**CHALLENGE**. Please set down all the lines beneath this one exactly, without the pictures.
╭─ RECORDS FOR PROCESSING
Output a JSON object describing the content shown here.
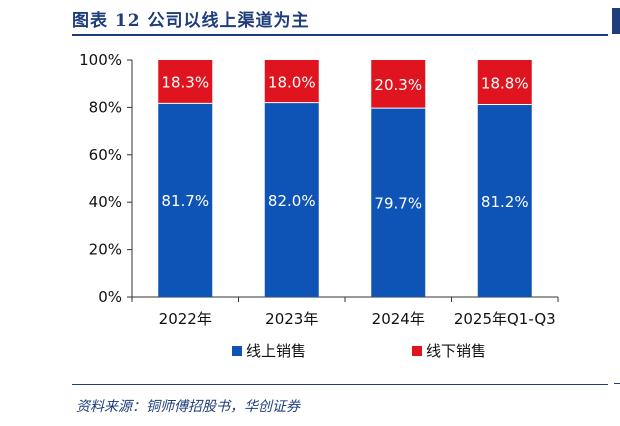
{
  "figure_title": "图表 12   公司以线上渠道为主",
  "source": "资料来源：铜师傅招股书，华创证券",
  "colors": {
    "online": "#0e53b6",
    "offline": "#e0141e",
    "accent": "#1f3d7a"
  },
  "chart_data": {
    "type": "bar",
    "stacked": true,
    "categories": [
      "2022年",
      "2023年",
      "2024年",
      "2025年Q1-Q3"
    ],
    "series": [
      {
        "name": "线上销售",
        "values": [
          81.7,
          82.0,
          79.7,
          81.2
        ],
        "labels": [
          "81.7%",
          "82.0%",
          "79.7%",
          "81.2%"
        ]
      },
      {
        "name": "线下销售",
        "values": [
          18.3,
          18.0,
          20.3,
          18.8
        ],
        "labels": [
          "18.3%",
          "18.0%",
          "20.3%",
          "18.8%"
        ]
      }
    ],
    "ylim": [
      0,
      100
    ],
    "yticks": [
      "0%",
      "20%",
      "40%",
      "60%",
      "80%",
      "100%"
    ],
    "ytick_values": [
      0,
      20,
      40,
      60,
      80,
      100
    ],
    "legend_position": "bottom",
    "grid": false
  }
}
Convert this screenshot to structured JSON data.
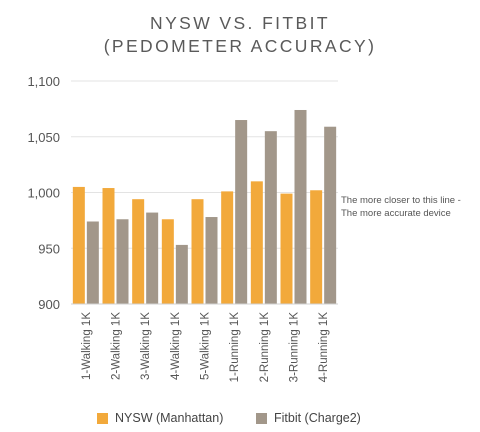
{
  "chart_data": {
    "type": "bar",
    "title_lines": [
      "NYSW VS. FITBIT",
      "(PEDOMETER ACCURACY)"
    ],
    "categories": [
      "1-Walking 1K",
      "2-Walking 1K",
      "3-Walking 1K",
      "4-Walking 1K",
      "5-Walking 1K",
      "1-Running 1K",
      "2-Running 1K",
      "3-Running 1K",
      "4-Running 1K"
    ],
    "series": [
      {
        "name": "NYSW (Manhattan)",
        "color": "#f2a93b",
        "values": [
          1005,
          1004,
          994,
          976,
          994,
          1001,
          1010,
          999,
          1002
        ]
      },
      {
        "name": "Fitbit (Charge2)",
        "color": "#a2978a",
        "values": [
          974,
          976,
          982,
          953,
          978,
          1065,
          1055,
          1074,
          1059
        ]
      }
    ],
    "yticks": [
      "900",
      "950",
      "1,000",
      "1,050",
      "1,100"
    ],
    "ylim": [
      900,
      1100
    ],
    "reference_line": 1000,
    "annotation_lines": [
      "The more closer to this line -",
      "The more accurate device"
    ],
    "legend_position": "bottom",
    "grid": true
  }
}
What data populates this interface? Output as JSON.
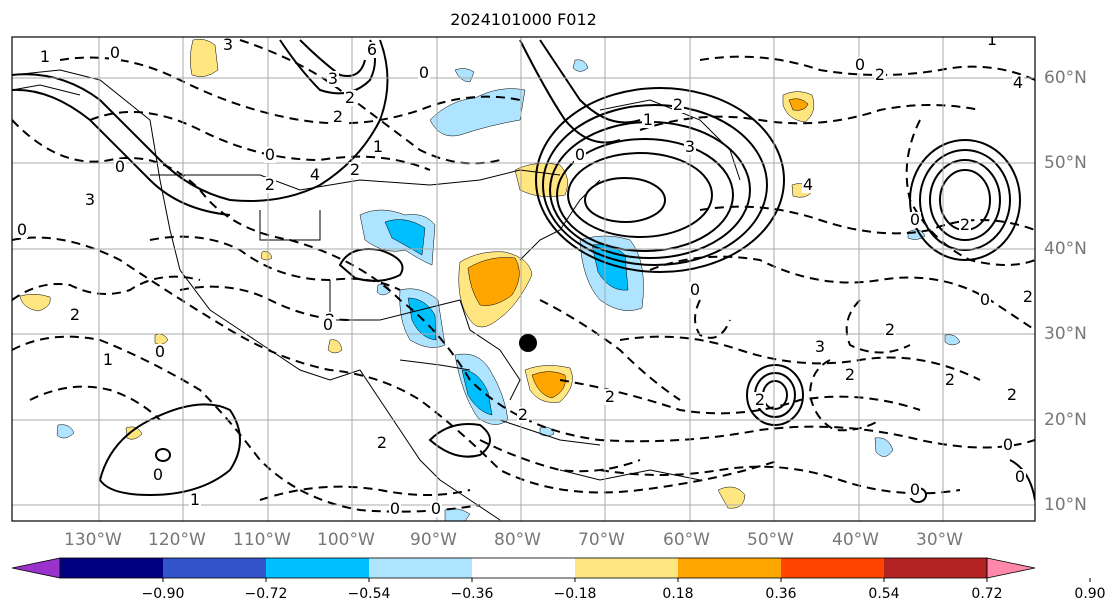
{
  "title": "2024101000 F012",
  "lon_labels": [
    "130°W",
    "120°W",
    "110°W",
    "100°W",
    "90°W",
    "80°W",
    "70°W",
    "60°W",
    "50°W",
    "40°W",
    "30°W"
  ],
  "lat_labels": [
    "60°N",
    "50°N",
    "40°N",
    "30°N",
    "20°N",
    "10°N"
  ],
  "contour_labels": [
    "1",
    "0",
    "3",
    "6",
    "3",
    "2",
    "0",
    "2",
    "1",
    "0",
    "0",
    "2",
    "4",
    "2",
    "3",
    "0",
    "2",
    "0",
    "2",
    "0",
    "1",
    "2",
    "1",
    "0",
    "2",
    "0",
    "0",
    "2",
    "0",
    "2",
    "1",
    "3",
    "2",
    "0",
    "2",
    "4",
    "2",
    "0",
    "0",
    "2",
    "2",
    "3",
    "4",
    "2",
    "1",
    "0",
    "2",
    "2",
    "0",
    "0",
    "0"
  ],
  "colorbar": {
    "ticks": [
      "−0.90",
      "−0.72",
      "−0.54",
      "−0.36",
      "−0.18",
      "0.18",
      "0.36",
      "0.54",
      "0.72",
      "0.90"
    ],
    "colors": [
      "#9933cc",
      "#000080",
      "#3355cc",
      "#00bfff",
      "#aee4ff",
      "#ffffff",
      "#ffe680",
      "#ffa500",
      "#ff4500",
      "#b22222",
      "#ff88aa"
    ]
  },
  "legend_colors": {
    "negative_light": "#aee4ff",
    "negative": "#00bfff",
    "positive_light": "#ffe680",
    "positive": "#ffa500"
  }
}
╰─
**ANSWER TO THE PROBLEM**.
Output a JSON object describing the content shown here.
{
  "figure_title": "图表 12   公司以线上渠道为主",
  "source": "资料来源：铜师傅招股书，华创证券",
  "colors": {
    "online": "#0e53b6",
    "offline": "#e0141e",
    "accent": "#1f3d7a"
  },
  "chart_data": {
    "type": "bar",
    "stacked": true,
    "categories": [
      "2022年",
      "2023年",
      "2024年",
      "2025年Q1-Q3"
    ],
    "series": [
      {
        "name": "线上销售",
        "values": [
          81.7,
          82.0,
          79.7,
          81.2
        ],
        "labels": [
          "81.7%",
          "82.0%",
          "79.7%",
          "81.2%"
        ]
      },
      {
        "name": "线下销售",
        "values": [
          18.3,
          18.0,
          20.3,
          18.8
        ],
        "labels": [
          "18.3%",
          "18.0%",
          "20.3%",
          "18.8%"
        ]
      }
    ],
    "ylim": [
      0,
      100
    ],
    "yticks": [
      "0%",
      "20%",
      "40%",
      "60%",
      "80%",
      "100%"
    ],
    "ytick_values": [
      0,
      20,
      40,
      60,
      80,
      100
    ],
    "legend_position": "bottom",
    "grid": false
  }
}
Convert this screenshot to structured JSON data.
{
  "chart_data": {
    "type": "bar",
    "title_lines": [
      "NYSW VS. FITBIT",
      "(PEDOMETER ACCURACY)"
    ],
    "categories": [
      "1-Walking 1K",
      "2-Walking 1K",
      "3-Walking 1K",
      "4-Walking 1K",
      "5-Walking 1K",
      "1-Running 1K",
      "2-Running 1K",
      "3-Running 1K",
      "4-Running 1K"
    ],
    "series": [
      {
        "name": "NYSW (Manhattan)",
        "color": "#f2a93b",
        "values": [
          1005,
          1004,
          994,
          976,
          994,
          1001,
          1010,
          999,
          1002
        ]
      },
      {
        "name": "Fitbit (Charge2)",
        "color": "#a2978a",
        "values": [
          974,
          976,
          982,
          953,
          978,
          1065,
          1055,
          1074,
          1059
        ]
      }
    ],
    "yticks": [
      "900",
      "950",
      "1,000",
      "1,050",
      "1,100"
    ],
    "ylim": [
      900,
      1100
    ],
    "reference_line": 1000,
    "annotation_lines": [
      "The more closer to this line -",
      "The more accurate device"
    ],
    "legend_position": "bottom",
    "grid": true
  }
}
What data populates this interface? Output as JSON.
{
  "title": "2024101000 F012",
  "lon_labels": [
    "130°W",
    "120°W",
    "110°W",
    "100°W",
    "90°W",
    "80°W",
    "70°W",
    "60°W",
    "50°W",
    "40°W",
    "30°W"
  ],
  "lat_labels": [
    "60°N",
    "50°N",
    "40°N",
    "30°N",
    "20°N",
    "10°N"
  ],
  "contour_labels": [
    "1",
    "0",
    "3",
    "6",
    "3",
    "2",
    "0",
    "2",
    "1",
    "0",
    "0",
    "2",
    "4",
    "2",
    "3",
    "0",
    "2",
    "0",
    "2",
    "0",
    "1",
    "2",
    "1",
    "0",
    "2",
    "0",
    "0",
    "2",
    "0",
    "2",
    "1",
    "3",
    "2",
    "0",
    "2",
    "4",
    "2",
    "0",
    "0",
    "2",
    "2",
    "3",
    "4",
    "2",
    "1",
    "0",
    "2",
    "2",
    "0",
    "0",
    "0"
  ],
  "colorbar": {
    "ticks": [
      "−0.90",
      "−0.72",
      "−0.54",
      "−0.36",
      "−0.18",
      "0.18",
      "0.36",
      "0.54",
      "0.72",
      "0.90"
    ],
    "colors": [
      "#9933cc",
      "#000080",
      "#3355cc",
      "#00bfff",
      "#aee4ff",
      "#ffffff",
      "#ffe680",
      "#ffa500",
      "#ff4500",
      "#b22222",
      "#ff88aa"
    ]
  },
  "legend_colors": {
    "negative_light": "#aee4ff",
    "negative": "#00bfff",
    "positive_light": "#ffe680",
    "positive": "#ffa500"
  }
}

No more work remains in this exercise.